Texte source

────────────────

Apple devra payer près de 13 milliards d’euros d’arriérés d’impôts en Irlande

La décision de la Commission européenne

Les pronostics oscillaient entre 1 et 18 milliards d’euros. Finalement, après deux ans d’enquête, la Commission européenne a ordonné aujourd’hui à Apple de payer aux autorités fiscales irlandaises 13 milliards d’euros d’arriérés d’impôts sur plus d’une décennie.

Bien évidemment, le ministre des finances de l’Irlande, Michael Noonan « n’est pas du tout d’accord » avec la Commission.

Et dans une lettre ouverte cinglante à la communauté Apple en Europe, Tim Cook, le PDG d’Apple, accuse la Commission de révisionnisme fiscal, de s’immiscer dans le droit fondamental d’un État membre à fixer ses impôts et de chambouler la fiscalité internationale.

L’Irlande comme Apple vont faire appel de la décision.

Qu’est-il reproché ?

La Commission européenne, qui rappelle que la somme demandée n’est ni une amende ni une punition, mais bien le paiement d’un arriéré, reproche aux autorités fiscales irlandaises et à Apple d’avoir convenu d’une entente de faveur qui a permis à Apple de profiter d’un taux d’imposition effectif de 0,005 % à 1 % de ses profits européens sur plus de dix ans. *

Apple_Irlande_Aide_Illégale

Si chaque État membre de l’Union européenne est libre de fixer ses propres taux d’imposition, et en l’occurrence le taux d’imposition des entreprises en Irlande n’est que de 12,5 %, il est interdit aux autorités fiscales de donner des avantages déloyaux et anticompétitifs à certaines entreprises, quelle que soit leur nationalité ou taille.

La Commission assimile ainsi les avantages donnés à Apple à une aide d’État illégale, et exige qu’Apple rembourse la différence entre ce qu’elle a payé, et ce qu’elle aurait dû payer si elle avait été traitée comme toute autre entreprise implantée en Irlande.

────────────────

Données fournies
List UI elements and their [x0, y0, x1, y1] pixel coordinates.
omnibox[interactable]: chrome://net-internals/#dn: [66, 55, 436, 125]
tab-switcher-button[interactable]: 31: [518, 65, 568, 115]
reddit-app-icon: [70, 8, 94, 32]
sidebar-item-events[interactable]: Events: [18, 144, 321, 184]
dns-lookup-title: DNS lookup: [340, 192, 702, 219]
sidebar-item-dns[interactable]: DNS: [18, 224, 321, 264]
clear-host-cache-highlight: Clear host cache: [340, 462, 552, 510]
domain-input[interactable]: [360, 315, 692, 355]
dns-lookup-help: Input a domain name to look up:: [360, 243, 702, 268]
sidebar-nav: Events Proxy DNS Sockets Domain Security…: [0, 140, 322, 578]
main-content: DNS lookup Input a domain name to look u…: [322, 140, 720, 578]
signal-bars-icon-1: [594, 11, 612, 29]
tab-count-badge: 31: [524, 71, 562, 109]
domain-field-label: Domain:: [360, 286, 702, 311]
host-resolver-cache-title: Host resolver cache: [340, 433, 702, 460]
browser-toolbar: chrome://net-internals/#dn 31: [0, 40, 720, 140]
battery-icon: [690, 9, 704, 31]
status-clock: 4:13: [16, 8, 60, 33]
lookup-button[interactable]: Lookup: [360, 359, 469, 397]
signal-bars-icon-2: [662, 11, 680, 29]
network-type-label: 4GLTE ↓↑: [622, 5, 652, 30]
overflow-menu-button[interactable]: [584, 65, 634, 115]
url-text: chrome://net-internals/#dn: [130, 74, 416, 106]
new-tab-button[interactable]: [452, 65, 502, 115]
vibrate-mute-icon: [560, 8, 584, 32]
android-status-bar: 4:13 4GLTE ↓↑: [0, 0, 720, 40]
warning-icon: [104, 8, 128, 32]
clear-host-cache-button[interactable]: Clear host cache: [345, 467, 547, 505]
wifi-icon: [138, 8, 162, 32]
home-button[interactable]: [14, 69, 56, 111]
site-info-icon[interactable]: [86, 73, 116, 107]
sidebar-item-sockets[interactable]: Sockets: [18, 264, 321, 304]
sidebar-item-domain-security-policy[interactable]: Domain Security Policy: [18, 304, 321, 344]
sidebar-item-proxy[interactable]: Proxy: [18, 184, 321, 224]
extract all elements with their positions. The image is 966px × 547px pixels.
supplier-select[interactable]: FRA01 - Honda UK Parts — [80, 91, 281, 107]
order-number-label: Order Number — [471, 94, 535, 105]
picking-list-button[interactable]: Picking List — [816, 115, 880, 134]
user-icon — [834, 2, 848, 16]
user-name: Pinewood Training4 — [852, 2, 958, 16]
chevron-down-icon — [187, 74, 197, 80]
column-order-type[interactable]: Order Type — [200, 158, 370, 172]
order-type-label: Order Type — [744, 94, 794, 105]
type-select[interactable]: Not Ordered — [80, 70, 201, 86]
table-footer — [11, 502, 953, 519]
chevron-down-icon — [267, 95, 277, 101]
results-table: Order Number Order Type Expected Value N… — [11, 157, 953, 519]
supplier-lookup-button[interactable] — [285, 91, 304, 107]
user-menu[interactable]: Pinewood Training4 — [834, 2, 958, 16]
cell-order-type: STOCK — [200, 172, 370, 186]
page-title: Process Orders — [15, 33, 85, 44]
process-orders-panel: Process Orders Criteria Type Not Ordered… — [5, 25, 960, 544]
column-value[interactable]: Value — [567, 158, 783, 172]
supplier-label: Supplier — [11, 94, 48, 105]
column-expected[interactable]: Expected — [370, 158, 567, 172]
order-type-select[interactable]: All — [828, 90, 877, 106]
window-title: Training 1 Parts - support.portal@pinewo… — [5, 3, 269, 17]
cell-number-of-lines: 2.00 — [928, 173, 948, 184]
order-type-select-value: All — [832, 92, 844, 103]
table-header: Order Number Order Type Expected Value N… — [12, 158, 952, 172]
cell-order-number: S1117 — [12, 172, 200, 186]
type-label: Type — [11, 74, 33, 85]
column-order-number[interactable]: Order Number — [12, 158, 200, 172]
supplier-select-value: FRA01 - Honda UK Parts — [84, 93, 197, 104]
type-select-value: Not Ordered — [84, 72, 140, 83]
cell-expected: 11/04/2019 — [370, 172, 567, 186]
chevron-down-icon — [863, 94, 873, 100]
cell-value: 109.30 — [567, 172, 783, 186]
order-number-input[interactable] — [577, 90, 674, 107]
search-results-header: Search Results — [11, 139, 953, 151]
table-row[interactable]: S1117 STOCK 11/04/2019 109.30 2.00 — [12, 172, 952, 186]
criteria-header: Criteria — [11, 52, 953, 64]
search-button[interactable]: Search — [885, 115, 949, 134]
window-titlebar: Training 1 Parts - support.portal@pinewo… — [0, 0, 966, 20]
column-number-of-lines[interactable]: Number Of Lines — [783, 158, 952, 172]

────────────────

Exercices à faire
A. D'après le texte, combien de temps a duré l'enquête de la Commission européenne ?
B. Modifiez le passage du texte allant de « Si chaque État » jusqu'à « nationalité ou taille. » inclus, en remplaçant « autorités fiscales » par « administrations fiscales ».
Appuyez-vous uniquement sur le texte, sans tenir compte des items.

Exercices corrigés
A. Deux ans.

B.
Si chaque État membre de l’Union européenne est libre de fixer ses propres taux d’imposition, et en l’occurrence le taux d’imposition des entreprises en Irlande n’est que de 12,5 %, il est interdit aux administrations fiscales de donner des avantages déloyaux et anticompétitifs à certaines entreprises, quelle que soit leur nationalité ou taille.